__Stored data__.
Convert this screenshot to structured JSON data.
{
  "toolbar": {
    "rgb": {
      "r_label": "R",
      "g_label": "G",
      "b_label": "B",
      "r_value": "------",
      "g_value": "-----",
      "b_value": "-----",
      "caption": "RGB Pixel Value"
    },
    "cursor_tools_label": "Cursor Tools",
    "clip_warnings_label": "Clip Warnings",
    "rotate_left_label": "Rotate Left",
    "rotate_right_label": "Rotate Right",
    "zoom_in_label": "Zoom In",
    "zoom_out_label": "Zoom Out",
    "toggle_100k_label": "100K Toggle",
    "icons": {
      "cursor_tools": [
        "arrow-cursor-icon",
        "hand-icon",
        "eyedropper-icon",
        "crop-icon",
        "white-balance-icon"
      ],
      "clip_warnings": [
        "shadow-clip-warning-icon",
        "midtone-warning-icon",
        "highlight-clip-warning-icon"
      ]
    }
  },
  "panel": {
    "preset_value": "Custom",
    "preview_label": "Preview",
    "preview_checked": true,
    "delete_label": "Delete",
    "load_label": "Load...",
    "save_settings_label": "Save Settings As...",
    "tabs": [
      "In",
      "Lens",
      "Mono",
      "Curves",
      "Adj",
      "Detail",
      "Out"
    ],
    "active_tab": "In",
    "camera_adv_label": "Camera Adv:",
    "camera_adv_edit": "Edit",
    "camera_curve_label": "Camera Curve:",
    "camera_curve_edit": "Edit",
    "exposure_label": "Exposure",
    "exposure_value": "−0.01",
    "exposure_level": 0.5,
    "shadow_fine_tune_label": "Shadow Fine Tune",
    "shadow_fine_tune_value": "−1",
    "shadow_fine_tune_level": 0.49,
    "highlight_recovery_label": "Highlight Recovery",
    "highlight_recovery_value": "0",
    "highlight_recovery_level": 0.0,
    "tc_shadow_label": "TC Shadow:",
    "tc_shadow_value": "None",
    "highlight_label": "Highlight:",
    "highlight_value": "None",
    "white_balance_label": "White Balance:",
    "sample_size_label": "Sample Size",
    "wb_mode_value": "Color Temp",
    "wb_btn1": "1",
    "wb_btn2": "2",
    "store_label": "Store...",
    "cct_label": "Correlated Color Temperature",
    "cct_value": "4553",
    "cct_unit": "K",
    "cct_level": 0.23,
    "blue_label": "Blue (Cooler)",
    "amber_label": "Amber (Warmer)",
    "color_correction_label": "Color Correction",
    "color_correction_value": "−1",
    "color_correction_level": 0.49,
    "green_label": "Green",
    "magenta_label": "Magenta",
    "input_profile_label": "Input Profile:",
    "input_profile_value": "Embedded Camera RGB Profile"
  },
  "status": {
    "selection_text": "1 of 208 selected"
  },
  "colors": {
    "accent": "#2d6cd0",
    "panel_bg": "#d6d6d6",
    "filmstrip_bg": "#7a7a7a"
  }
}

__Instructions to follow__.
All entries must be repeated verbatim.

__Solution for this problem__.
Convert this screenshot to structured JSON data.
{
  "toolbar": {
    "rgb": {
      "r_label": "R",
      "g_label": "G",
      "b_label": "B",
      "r_value": "------",
      "g_value": "-----",
      "b_value": "-----",
      "caption": "RGB Pixel Value"
    },
    "cursor_tools_label": "Cursor Tools",
    "clip_warnings_label": "Clip Warnings",
    "rotate_left_label": "Rotate Left",
    "rotate_right_label": "Rotate Right",
    "zoom_in_label": "Zoom In",
    "zoom_out_label": "Zoom Out",
    "toggle_100k_label": "100K Toggle",
    "icons": {
      "cursor_tools": [
        "arrow-cursor-icon",
        "hand-icon",
        "eyedropper-icon",
        "crop-icon",
        "white-balance-icon"
      ],
      "clip_warnings": [
        "shadow-clip-warning-icon",
        "midtone-warning-icon",
        "highlight-clip-warning-icon"
      ]
    }
  },
  "panel": {
    "preset_value": "Custom",
    "preview_label": "Preview",
    "preview_checked": true,
    "delete_label": "Delete",
    "load_label": "Load...",
    "save_settings_label": "Save Settings As...",
    "tabs": [
      "In",
      "Lens",
      "Mono",
      "Curves",
      "Adj",
      "Detail",
      "Out"
    ],
    "active_tab": "In",
    "camera_adv_label": "Camera Adv:",
    "camera_adv_edit": "Edit",
    "camera_curve_label": "Camera Curve:",
    "camera_curve_edit": "Edit",
    "exposure_label": "Exposure",
    "exposure_value": "−0.01",
    "exposure_level": 0.5,
    "shadow_fine_tune_label": "Shadow Fine Tune",
    "shadow_fine_tune_value": "−1",
    "shadow_fine_tune_level": 0.49,
    "highlight_recovery_label": "Highlight Recovery",
    "highlight_recovery_value": "0",
    "highlight_recovery_level": 0.0,
    "tc_shadow_label": "TC Shadow:",
    "tc_shadow_value": "None",
    "highlight_label": "Highlight:",
    "highlight_value": "None",
    "white_balance_label": "White Balance:",
    "sample_size_label": "Sample Size",
    "wb_mode_value": "Color Temp",
    "wb_btn1": "1",
    "wb_btn2": "2",
    "store_label": "Store...",
    "cct_label": "Correlated Color Temperature",
    "cct_value": "4553",
    "cct_unit": "K",
    "cct_level": 0.23,
    "blue_label": "Blue (Cooler)",
    "amber_label": "Amber (Warmer)",
    "color_correction_label": "Color Correction",
    "color_correction_value": "−1",
    "color_correction_level": 0.49,
    "green_label": "Green",
    "magenta_label": "Magenta",
    "input_profile_label": "Input Profile:",
    "input_profile_value": "Embedded Camera RGB Profile"
  },
  "status": {
    "selection_text": "1 of 208 selected"
  },
  "colors": {
    "accent": "#2d6cd0",
    "panel_bg": "#d6d6d6",
    "filmstrip_bg": "#7a7a7a"
  }
}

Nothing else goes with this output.